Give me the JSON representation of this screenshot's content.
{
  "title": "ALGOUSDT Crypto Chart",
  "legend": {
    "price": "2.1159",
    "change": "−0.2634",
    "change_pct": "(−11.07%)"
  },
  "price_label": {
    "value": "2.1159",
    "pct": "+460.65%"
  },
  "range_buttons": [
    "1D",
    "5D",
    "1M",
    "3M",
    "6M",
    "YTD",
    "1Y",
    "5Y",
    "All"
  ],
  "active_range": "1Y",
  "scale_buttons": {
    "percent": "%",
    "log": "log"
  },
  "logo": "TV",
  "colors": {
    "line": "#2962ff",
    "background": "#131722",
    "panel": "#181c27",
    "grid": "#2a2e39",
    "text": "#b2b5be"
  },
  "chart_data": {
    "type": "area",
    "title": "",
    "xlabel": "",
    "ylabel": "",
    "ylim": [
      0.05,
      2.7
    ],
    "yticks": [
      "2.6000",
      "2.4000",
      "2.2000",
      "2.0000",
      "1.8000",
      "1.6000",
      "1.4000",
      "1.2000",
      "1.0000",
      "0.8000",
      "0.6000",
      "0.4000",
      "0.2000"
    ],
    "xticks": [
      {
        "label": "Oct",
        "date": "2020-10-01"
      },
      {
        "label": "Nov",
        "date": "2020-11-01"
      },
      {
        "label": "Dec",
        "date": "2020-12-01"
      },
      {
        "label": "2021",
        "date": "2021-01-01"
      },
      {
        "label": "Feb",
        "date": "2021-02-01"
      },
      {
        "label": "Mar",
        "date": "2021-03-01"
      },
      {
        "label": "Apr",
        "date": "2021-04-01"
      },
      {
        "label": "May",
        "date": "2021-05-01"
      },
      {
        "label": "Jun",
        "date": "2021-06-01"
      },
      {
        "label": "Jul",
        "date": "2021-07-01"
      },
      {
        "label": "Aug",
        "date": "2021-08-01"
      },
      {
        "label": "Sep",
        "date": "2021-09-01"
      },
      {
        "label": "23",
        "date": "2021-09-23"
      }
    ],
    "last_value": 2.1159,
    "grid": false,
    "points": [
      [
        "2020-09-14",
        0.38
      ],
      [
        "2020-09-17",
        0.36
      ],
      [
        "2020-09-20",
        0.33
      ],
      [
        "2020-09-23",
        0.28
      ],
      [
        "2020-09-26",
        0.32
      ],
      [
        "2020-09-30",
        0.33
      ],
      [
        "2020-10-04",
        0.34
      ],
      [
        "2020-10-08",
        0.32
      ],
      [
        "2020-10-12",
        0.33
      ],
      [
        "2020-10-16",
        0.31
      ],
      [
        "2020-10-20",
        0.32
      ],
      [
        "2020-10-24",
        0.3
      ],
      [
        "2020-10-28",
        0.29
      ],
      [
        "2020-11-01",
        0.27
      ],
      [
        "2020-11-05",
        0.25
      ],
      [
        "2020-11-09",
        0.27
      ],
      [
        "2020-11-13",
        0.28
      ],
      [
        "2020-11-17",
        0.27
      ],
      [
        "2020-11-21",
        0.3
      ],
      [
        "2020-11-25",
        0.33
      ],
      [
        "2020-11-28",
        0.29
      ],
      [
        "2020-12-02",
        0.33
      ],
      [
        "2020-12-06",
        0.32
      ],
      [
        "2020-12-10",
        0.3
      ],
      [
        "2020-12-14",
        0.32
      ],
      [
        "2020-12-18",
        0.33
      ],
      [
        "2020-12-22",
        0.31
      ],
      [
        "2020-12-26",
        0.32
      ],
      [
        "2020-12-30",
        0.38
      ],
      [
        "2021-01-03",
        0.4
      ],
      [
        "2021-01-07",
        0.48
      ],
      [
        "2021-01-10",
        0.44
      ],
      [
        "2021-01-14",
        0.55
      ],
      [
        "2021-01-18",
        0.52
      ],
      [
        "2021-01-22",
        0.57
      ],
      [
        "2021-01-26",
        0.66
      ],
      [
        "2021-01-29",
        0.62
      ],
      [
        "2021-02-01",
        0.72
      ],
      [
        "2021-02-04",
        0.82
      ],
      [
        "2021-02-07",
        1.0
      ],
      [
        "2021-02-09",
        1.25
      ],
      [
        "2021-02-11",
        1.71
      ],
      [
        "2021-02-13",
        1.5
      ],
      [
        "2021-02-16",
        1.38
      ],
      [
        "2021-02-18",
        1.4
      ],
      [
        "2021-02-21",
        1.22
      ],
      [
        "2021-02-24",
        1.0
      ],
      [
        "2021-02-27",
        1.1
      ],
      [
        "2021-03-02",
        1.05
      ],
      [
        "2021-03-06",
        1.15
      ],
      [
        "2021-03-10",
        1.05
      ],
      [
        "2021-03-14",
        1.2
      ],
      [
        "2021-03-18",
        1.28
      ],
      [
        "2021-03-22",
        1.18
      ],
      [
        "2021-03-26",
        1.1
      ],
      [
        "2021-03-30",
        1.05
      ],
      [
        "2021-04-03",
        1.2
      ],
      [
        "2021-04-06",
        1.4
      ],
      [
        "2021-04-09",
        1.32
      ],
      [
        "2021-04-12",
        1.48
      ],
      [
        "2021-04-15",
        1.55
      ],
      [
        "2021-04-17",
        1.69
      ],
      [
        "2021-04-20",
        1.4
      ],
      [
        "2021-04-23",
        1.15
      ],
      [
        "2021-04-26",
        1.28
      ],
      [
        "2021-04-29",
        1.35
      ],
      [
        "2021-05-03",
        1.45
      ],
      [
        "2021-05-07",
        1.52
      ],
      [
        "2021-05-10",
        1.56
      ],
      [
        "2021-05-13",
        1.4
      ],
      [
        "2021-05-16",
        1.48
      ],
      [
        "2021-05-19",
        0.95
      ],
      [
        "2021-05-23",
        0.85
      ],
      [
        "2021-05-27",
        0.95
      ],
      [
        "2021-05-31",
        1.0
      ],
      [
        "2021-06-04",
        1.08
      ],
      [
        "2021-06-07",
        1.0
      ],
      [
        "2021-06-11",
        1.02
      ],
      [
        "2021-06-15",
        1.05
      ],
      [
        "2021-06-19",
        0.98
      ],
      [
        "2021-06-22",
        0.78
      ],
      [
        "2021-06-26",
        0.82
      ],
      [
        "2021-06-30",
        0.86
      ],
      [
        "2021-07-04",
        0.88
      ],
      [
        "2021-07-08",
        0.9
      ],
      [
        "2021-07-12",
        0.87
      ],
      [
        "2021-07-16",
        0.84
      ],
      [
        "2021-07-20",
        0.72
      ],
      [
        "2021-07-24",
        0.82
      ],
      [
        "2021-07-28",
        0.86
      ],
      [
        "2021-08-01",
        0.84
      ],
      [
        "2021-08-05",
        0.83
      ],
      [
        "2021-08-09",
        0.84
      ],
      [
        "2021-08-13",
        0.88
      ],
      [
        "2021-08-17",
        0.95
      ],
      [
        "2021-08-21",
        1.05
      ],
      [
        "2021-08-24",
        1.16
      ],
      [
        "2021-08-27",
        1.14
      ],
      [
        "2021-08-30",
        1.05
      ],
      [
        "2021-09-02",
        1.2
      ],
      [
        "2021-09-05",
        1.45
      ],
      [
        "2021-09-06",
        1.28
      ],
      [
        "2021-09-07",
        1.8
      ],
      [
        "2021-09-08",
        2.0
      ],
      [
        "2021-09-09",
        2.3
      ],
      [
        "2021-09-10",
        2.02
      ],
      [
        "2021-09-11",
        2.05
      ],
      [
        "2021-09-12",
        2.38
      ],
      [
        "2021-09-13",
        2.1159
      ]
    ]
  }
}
___
=== Given problem ===
Type the whole listing again, unaltered.

=== Exercise response ===
Give me the JSON representation of this screenshot's content.
{
  "title": "ALGOUSDT Crypto Chart",
  "legend": {
    "price": "2.1159",
    "change": "−0.2634",
    "change_pct": "(−11.07%)"
  },
  "price_label": {
    "value": "2.1159",
    "pct": "+460.65%"
  },
  "range_buttons": [
    "1D",
    "5D",
    "1M",
    "3M",
    "6M",
    "YTD",
    "1Y",
    "5Y",
    "All"
  ],
  "active_range": "1Y",
  "scale_buttons": {
    "percent": "%",
    "log": "log"
  },
  "logo": "TV",
  "colors": {
    "line": "#2962ff",
    "background": "#131722",
    "panel": "#181c27",
    "grid": "#2a2e39",
    "text": "#b2b5be"
  },
  "chart_data": {
    "type": "area",
    "title": "",
    "xlabel": "",
    "ylabel": "",
    "ylim": [
      0.05,
      2.7
    ],
    "yticks": [
      "2.6000",
      "2.4000",
      "2.2000",
      "2.0000",
      "1.8000",
      "1.6000",
      "1.4000",
      "1.2000",
      "1.0000",
      "0.8000",
      "0.6000",
      "0.4000",
      "0.2000"
    ],
    "xticks": [
      {
        "label": "Oct",
        "date": "2020-10-01"
      },
      {
        "label": "Nov",
        "date": "2020-11-01"
      },
      {
        "label": "Dec",
        "date": "2020-12-01"
      },
      {
        "label": "2021",
        "date": "2021-01-01"
      },
      {
        "label": "Feb",
        "date": "2021-02-01"
      },
      {
        "label": "Mar",
        "date": "2021-03-01"
      },
      {
        "label": "Apr",
        "date": "2021-04-01"
      },
      {
        "label": "May",
        "date": "2021-05-01"
      },
      {
        "label": "Jun",
        "date": "2021-06-01"
      },
      {
        "label": "Jul",
        "date": "2021-07-01"
      },
      {
        "label": "Aug",
        "date": "2021-08-01"
      },
      {
        "label": "Sep",
        "date": "2021-09-01"
      },
      {
        "label": "23",
        "date": "2021-09-23"
      }
    ],
    "last_value": 2.1159,
    "grid": false,
    "points": [
      [
        "2020-09-14",
        0.38
      ],
      [
        "2020-09-17",
        0.36
      ],
      [
        "2020-09-20",
        0.33
      ],
      [
        "2020-09-23",
        0.28
      ],
      [
        "2020-09-26",
        0.32
      ],
      [
        "2020-09-30",
        0.33
      ],
      [
        "2020-10-04",
        0.34
      ],
      [
        "2020-10-08",
        0.32
      ],
      [
        "2020-10-12",
        0.33
      ],
      [
        "2020-10-16",
        0.31
      ],
      [
        "2020-10-20",
        0.32
      ],
      [
        "2020-10-24",
        0.3
      ],
      [
        "2020-10-28",
        0.29
      ],
      [
        "2020-11-01",
        0.27
      ],
      [
        "2020-11-05",
        0.25
      ],
      [
        "2020-11-09",
        0.27
      ],
      [
        "2020-11-13",
        0.28
      ],
      [
        "2020-11-17",
        0.27
      ],
      [
        "2020-11-21",
        0.3
      ],
      [
        "2020-11-25",
        0.33
      ],
      [
        "2020-11-28",
        0.29
      ],
      [
        "2020-12-02",
        0.33
      ],
      [
        "2020-12-06",
        0.32
      ],
      [
        "2020-12-10",
        0.3
      ],
      [
        "2020-12-14",
        0.32
      ],
      [
        "2020-12-18",
        0.33
      ],
      [
        "2020-12-22",
        0.31
      ],
      [
        "2020-12-26",
        0.32
      ],
      [
        "2020-12-30",
        0.38
      ],
      [
        "2021-01-03",
        0.4
      ],
      [
        "2021-01-07",
        0.48
      ],
      [
        "2021-01-10",
        0.44
      ],
      [
        "2021-01-14",
        0.55
      ],
      [
        "2021-01-18",
        0.52
      ],
      [
        "2021-01-22",
        0.57
      ],
      [
        "2021-01-26",
        0.66
      ],
      [
        "2021-01-29",
        0.62
      ],
      [
        "2021-02-01",
        0.72
      ],
      [
        "2021-02-04",
        0.82
      ],
      [
        "2021-02-07",
        1.0
      ],
      [
        "2021-02-09",
        1.25
      ],
      [
        "2021-02-11",
        1.71
      ],
      [
        "2021-02-13",
        1.5
      ],
      [
        "2021-02-16",
        1.38
      ],
      [
        "2021-02-18",
        1.4
      ],
      [
        "2021-02-21",
        1.22
      ],
      [
        "2021-02-24",
        1.0
      ],
      [
        "2021-02-27",
        1.1
      ],
      [
        "2021-03-02",
        1.05
      ],
      [
        "2021-03-06",
        1.15
      ],
      [
        "2021-03-10",
        1.05
      ],
      [
        "2021-03-14",
        1.2
      ],
      [
        "2021-03-18",
        1.28
      ],
      [
        "2021-03-22",
        1.18
      ],
      [
        "2021-03-26",
        1.1
      ],
      [
        "2021-03-30",
        1.05
      ],
      [
        "2021-04-03",
        1.2
      ],
      [
        "2021-04-06",
        1.4
      ],
      [
        "2021-04-09",
        1.32
      ],
      [
        "2021-04-12",
        1.48
      ],
      [
        "2021-04-15",
        1.55
      ],
      [
        "2021-04-17",
        1.69
      ],
      [
        "2021-04-20",
        1.4
      ],
      [
        "2021-04-23",
        1.15
      ],
      [
        "2021-04-26",
        1.28
      ],
      [
        "2021-04-29",
        1.35
      ],
      [
        "2021-05-03",
        1.45
      ],
      [
        "2021-05-07",
        1.52
      ],
      [
        "2021-05-10",
        1.56
      ],
      [
        "2021-05-13",
        1.4
      ],
      [
        "2021-05-16",
        1.48
      ],
      [
        "2021-05-19",
        0.95
      ],
      [
        "2021-05-23",
        0.85
      ],
      [
        "2021-05-27",
        0.95
      ],
      [
        "2021-05-31",
        1.0
      ],
      [
        "2021-06-04",
        1.08
      ],
      [
        "2021-06-07",
        1.0
      ],
      [
        "2021-06-11",
        1.02
      ],
      [
        "2021-06-15",
        1.05
      ],
      [
        "2021-06-19",
        0.98
      ],
      [
        "2021-06-22",
        0.78
      ],
      [
        "2021-06-26",
        0.82
      ],
      [
        "2021-06-30",
        0.86
      ],
      [
        "2021-07-04",
        0.88
      ],
      [
        "2021-07-08",
        0.9
      ],
      [
        "2021-07-12",
        0.87
      ],
      [
        "2021-07-16",
        0.84
      ],
      [
        "2021-07-20",
        0.72
      ],
      [
        "2021-07-24",
        0.82
      ],
      [
        "2021-07-28",
        0.86
      ],
      [
        "2021-08-01",
        0.84
      ],
      [
        "2021-08-05",
        0.83
      ],
      [
        "2021-08-09",
        0.84
      ],
      [
        "2021-08-13",
        0.88
      ],
      [
        "2021-08-17",
        0.95
      ],
      [
        "2021-08-21",
        1.05
      ],
      [
        "2021-08-24",
        1.16
      ],
      [
        "2021-08-27",
        1.14
      ],
      [
        "2021-08-30",
        1.05
      ],
      [
        "2021-09-02",
        1.2
      ],
      [
        "2021-09-05",
        1.45
      ],
      [
        "2021-09-06",
        1.28
      ],
      [
        "2021-09-07",
        1.8
      ],
      [
        "2021-09-08",
        2.0
      ],
      [
        "2021-09-09",
        2.3
      ],
      [
        "2021-09-10",
        2.02
      ],
      [
        "2021-09-11",
        2.05
      ],
      [
        "2021-09-12",
        2.38
      ],
      [
        "2021-09-13",
        2.1159
      ]
    ]
  }
}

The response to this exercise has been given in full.